* [Instructions for the task]:
Answer with one number only: the number of lines that include the word "files".

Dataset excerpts
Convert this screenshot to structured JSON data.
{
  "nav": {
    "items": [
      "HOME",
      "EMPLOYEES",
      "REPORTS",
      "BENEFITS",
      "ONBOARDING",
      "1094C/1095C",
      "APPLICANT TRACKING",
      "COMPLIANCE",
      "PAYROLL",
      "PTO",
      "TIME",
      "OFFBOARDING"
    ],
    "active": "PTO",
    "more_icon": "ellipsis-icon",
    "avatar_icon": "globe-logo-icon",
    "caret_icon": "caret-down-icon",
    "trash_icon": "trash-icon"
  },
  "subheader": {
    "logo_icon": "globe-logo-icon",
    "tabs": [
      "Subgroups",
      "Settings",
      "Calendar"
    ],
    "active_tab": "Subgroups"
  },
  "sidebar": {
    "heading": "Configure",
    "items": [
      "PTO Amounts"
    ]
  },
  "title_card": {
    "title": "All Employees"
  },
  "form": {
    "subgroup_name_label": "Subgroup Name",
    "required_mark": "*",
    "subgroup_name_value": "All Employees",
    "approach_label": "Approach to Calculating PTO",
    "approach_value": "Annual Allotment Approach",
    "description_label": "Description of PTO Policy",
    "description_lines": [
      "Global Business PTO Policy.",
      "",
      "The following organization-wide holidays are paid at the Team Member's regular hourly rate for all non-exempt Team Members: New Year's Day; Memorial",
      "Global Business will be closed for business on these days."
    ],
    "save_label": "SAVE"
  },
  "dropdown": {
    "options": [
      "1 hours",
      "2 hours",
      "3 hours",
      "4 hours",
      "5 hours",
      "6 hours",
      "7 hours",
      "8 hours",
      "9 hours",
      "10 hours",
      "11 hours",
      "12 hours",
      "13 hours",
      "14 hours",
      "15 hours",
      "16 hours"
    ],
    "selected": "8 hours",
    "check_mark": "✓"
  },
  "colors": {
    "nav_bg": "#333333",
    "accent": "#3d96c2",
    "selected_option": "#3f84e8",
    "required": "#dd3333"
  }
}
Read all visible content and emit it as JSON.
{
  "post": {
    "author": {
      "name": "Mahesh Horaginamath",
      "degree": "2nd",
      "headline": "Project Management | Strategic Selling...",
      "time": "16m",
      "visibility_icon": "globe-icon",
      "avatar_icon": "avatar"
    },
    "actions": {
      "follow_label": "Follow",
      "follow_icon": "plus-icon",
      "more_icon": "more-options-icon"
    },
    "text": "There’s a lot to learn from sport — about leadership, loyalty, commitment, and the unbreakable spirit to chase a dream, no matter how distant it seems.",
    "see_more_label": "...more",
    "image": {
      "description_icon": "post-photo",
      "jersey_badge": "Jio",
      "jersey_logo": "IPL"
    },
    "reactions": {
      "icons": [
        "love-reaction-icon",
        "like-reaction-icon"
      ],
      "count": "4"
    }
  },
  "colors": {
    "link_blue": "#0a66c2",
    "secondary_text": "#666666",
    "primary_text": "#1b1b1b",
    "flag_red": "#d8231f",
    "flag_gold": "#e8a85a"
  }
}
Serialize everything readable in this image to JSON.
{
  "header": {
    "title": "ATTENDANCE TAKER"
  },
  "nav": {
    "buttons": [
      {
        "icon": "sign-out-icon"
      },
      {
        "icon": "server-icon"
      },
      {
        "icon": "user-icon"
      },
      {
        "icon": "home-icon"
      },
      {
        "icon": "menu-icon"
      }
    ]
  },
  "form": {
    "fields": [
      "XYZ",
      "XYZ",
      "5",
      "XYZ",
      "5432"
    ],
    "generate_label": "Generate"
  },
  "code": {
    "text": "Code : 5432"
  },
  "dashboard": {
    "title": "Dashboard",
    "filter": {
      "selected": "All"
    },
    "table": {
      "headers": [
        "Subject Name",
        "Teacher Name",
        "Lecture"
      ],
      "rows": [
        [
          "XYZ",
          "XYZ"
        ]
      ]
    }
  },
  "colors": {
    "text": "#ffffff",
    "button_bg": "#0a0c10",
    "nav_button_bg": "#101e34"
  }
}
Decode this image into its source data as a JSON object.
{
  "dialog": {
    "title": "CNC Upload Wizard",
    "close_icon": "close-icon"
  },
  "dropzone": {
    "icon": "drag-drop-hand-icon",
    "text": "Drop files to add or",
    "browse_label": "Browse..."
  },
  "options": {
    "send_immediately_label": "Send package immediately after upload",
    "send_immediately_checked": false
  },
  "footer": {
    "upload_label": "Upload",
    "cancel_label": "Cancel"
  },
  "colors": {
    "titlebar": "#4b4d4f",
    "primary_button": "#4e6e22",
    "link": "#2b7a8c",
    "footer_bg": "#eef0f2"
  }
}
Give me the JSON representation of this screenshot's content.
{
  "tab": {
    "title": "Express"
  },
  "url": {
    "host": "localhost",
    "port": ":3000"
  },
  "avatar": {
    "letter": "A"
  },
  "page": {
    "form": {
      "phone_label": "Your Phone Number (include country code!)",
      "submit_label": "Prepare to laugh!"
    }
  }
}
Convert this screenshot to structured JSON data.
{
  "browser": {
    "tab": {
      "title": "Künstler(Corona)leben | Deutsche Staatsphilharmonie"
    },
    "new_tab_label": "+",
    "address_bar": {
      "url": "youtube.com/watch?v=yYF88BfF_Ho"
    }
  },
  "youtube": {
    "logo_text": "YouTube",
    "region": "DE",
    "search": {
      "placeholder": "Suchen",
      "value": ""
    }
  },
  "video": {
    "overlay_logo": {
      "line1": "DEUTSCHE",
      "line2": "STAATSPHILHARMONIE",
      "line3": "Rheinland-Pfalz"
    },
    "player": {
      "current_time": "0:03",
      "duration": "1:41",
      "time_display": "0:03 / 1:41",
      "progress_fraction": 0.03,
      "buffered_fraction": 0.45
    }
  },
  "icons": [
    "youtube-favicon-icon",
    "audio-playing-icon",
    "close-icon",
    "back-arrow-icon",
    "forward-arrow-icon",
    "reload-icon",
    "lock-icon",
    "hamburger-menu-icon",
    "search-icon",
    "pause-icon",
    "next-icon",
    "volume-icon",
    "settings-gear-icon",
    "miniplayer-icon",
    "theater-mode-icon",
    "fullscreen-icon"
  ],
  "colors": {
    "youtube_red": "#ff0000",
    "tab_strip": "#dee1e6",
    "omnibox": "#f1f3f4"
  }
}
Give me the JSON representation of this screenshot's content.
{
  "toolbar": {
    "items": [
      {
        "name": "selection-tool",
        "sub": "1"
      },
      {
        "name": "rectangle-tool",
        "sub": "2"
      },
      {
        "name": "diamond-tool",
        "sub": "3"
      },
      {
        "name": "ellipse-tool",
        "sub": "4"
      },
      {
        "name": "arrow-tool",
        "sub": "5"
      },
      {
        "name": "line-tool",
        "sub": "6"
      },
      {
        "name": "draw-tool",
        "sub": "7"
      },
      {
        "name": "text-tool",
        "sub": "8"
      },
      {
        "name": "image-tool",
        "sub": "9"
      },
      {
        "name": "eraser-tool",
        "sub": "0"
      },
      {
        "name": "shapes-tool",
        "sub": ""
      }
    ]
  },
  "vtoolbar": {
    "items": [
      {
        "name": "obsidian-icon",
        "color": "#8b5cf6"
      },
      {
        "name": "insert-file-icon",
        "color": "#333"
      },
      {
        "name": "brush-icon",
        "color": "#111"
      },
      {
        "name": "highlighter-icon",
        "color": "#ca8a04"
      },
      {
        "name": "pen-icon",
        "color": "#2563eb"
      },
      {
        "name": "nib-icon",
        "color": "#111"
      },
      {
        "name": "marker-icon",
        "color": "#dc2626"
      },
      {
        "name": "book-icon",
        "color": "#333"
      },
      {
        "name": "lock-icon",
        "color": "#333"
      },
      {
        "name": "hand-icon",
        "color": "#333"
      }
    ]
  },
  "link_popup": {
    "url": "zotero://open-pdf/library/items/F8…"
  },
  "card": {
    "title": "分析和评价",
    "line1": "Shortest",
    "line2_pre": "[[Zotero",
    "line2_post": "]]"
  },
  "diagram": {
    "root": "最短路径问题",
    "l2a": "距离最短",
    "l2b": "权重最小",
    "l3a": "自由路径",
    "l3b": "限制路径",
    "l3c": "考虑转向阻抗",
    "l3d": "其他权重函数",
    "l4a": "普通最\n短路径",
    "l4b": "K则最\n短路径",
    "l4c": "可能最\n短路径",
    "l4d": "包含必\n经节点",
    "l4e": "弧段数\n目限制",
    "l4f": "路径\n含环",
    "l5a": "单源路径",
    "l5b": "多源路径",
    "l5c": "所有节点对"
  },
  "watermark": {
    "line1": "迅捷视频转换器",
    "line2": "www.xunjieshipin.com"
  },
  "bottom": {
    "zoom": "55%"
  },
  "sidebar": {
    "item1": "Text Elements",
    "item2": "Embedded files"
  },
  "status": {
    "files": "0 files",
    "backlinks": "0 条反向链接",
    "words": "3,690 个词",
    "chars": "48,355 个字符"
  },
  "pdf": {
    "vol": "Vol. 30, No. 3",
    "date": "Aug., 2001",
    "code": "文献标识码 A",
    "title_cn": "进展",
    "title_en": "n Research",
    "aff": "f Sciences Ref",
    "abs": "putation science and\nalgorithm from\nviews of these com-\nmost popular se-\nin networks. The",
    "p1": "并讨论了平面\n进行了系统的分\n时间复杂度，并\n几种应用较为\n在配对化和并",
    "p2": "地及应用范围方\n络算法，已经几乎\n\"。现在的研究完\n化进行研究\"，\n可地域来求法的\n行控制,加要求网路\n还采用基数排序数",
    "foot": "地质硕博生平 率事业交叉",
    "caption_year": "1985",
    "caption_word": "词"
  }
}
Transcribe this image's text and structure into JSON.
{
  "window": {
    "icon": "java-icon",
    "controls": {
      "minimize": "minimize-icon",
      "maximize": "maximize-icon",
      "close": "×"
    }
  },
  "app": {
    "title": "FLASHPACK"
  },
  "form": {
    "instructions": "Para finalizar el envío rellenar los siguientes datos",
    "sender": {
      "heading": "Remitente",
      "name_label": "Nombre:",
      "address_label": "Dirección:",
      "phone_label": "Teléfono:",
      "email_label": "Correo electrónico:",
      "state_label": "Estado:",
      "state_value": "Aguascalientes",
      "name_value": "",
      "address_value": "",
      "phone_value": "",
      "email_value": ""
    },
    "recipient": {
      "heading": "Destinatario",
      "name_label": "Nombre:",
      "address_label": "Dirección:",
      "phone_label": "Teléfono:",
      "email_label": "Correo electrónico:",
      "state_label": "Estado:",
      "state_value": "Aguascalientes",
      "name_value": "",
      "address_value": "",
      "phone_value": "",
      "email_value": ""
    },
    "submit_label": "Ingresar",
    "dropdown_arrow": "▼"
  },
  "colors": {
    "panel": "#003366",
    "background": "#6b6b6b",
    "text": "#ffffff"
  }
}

* [Exercise response]:
3